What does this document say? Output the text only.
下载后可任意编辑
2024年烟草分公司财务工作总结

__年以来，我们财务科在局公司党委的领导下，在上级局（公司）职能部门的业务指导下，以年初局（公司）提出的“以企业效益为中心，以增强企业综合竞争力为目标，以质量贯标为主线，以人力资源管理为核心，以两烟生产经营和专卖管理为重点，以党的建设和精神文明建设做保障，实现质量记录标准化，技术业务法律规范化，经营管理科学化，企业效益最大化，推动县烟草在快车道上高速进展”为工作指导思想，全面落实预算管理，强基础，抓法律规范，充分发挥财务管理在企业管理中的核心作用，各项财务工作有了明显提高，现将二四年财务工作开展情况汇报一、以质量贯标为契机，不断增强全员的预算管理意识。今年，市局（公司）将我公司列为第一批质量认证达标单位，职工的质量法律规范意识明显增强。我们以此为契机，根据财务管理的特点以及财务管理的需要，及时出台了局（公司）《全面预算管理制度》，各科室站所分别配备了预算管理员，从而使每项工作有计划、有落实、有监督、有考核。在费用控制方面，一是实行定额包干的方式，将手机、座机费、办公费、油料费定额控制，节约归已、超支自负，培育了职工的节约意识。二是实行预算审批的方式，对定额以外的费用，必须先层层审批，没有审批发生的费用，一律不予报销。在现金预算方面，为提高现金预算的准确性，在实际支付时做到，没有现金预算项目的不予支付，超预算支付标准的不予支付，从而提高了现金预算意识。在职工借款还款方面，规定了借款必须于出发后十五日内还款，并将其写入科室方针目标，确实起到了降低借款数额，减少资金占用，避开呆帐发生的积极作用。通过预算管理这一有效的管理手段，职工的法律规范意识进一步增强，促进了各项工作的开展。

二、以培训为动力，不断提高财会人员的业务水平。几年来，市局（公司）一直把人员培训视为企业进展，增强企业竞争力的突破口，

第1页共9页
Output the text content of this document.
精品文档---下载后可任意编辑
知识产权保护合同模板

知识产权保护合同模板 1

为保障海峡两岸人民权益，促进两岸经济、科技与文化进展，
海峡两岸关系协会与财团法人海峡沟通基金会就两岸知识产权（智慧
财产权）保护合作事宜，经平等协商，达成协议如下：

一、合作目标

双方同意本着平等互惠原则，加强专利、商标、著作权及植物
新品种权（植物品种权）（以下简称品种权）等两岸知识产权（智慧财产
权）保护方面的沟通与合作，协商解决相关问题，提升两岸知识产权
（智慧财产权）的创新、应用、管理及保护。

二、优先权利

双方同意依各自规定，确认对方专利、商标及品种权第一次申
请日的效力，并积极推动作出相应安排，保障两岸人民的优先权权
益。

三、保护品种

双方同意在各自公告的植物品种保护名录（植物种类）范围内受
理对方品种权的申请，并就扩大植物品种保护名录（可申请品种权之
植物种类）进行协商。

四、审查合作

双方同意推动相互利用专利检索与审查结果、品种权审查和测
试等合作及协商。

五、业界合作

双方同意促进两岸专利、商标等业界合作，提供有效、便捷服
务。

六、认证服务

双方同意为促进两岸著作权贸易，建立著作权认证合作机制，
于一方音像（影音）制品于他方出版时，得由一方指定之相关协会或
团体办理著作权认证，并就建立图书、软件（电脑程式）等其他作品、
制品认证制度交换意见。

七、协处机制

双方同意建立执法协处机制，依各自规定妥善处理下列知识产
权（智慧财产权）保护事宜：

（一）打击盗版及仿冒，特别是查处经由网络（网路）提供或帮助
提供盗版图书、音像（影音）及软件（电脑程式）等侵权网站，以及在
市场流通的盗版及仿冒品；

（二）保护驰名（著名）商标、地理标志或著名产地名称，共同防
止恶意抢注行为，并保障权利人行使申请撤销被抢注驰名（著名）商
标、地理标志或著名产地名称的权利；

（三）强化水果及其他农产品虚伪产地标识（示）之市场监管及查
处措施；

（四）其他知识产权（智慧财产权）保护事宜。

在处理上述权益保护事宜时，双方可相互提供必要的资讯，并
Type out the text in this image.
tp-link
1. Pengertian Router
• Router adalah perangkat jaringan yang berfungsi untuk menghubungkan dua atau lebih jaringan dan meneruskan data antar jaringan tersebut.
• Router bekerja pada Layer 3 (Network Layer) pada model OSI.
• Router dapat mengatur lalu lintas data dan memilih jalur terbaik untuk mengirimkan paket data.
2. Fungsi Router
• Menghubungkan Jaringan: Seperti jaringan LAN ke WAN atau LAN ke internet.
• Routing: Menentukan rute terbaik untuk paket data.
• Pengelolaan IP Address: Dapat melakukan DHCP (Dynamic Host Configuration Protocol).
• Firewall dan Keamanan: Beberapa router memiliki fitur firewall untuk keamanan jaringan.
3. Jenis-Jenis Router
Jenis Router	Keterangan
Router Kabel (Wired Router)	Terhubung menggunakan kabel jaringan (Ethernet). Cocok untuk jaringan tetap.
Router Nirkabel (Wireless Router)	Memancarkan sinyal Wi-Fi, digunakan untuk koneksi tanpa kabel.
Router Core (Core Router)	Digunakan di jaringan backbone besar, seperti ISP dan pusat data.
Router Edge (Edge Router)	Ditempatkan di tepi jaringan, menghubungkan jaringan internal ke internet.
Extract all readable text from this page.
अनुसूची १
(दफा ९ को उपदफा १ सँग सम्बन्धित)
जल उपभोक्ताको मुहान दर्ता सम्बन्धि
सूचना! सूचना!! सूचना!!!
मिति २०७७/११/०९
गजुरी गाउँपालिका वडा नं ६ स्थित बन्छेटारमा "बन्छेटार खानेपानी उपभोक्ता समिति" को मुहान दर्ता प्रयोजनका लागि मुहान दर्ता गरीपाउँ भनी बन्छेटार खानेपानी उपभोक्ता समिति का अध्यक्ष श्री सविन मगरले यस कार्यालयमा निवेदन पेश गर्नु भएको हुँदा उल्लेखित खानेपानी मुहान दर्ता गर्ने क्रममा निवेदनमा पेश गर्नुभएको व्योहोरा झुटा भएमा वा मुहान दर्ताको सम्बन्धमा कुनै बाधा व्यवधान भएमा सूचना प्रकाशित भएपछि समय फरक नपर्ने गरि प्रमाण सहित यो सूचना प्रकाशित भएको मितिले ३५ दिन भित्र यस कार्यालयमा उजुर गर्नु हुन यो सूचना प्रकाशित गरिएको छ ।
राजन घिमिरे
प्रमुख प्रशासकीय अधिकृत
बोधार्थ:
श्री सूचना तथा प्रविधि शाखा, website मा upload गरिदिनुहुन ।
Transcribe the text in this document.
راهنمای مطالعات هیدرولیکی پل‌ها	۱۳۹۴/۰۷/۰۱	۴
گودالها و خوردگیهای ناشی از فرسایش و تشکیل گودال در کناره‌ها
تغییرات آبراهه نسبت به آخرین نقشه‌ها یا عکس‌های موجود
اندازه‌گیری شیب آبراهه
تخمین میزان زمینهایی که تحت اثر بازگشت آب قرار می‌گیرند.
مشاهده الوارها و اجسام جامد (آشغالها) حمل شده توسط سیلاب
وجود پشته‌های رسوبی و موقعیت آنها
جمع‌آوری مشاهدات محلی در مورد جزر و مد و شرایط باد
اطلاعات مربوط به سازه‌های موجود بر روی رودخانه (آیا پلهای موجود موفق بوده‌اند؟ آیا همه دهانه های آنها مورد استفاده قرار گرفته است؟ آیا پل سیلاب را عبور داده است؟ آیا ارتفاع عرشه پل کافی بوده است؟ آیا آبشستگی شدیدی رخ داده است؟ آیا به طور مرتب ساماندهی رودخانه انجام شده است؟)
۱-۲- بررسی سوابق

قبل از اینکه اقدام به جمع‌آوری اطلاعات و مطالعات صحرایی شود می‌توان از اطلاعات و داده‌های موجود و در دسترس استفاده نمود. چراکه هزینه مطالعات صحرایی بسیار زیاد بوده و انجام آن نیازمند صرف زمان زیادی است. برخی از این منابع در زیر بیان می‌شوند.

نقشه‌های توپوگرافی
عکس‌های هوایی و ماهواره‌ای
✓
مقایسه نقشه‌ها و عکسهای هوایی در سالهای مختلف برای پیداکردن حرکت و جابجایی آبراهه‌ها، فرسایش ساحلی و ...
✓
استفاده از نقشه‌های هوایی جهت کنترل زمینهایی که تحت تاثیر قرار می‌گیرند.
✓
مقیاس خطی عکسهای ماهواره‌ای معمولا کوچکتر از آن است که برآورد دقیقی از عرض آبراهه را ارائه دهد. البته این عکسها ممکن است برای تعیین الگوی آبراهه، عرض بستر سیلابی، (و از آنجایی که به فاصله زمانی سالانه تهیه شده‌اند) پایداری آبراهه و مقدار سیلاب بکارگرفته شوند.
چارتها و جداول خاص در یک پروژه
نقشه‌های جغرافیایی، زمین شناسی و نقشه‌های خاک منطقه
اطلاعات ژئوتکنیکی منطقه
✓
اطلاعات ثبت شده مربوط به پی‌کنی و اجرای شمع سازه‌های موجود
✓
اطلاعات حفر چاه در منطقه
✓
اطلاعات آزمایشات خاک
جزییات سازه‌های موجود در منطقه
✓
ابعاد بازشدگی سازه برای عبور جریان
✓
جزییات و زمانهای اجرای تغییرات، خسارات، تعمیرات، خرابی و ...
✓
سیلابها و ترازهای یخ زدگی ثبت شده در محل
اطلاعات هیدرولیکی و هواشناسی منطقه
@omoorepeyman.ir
..........
_Task details_: How many of the lines above hold "هوایی"? Answer with only the number.

_Exercise response_: 3